■ Your task ■
Locate the string "settings" throughout the material and copy every line in which it occurs.

═══ Given data ═══

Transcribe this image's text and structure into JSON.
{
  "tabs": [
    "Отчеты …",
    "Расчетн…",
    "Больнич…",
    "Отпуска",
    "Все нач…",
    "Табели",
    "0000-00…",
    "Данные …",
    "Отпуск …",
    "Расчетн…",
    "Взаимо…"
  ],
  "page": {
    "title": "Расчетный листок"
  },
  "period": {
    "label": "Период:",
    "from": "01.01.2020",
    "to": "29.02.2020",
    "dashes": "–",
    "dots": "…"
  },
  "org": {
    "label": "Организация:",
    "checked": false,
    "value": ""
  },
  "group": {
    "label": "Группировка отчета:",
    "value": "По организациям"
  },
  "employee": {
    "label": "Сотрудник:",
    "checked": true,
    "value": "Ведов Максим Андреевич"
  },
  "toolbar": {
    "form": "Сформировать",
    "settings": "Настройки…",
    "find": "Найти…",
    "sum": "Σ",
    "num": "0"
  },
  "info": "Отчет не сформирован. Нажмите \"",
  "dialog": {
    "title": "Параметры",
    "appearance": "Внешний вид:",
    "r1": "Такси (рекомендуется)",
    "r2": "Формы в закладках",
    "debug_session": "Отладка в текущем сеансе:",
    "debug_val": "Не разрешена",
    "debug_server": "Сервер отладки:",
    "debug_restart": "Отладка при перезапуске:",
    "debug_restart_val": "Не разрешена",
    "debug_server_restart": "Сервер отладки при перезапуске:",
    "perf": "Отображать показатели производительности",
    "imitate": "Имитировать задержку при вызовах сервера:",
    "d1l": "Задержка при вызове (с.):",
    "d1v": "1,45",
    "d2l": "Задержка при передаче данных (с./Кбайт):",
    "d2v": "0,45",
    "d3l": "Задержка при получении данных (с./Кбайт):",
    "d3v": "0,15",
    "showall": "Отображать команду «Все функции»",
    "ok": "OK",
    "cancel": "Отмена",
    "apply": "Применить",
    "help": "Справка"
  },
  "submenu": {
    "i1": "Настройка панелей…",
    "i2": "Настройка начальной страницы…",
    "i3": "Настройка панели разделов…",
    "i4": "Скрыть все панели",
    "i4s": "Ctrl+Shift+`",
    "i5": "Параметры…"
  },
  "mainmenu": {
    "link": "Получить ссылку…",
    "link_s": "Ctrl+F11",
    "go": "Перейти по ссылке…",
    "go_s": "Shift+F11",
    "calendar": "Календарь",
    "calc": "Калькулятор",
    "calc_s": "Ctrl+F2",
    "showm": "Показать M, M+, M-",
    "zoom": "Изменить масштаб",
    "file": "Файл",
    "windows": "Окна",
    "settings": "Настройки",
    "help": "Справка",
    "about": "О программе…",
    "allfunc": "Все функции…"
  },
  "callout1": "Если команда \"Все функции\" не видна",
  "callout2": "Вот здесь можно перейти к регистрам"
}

═══

■ Exercise result ■
    "settings": "Настройки…",
    "settings": "Настройки",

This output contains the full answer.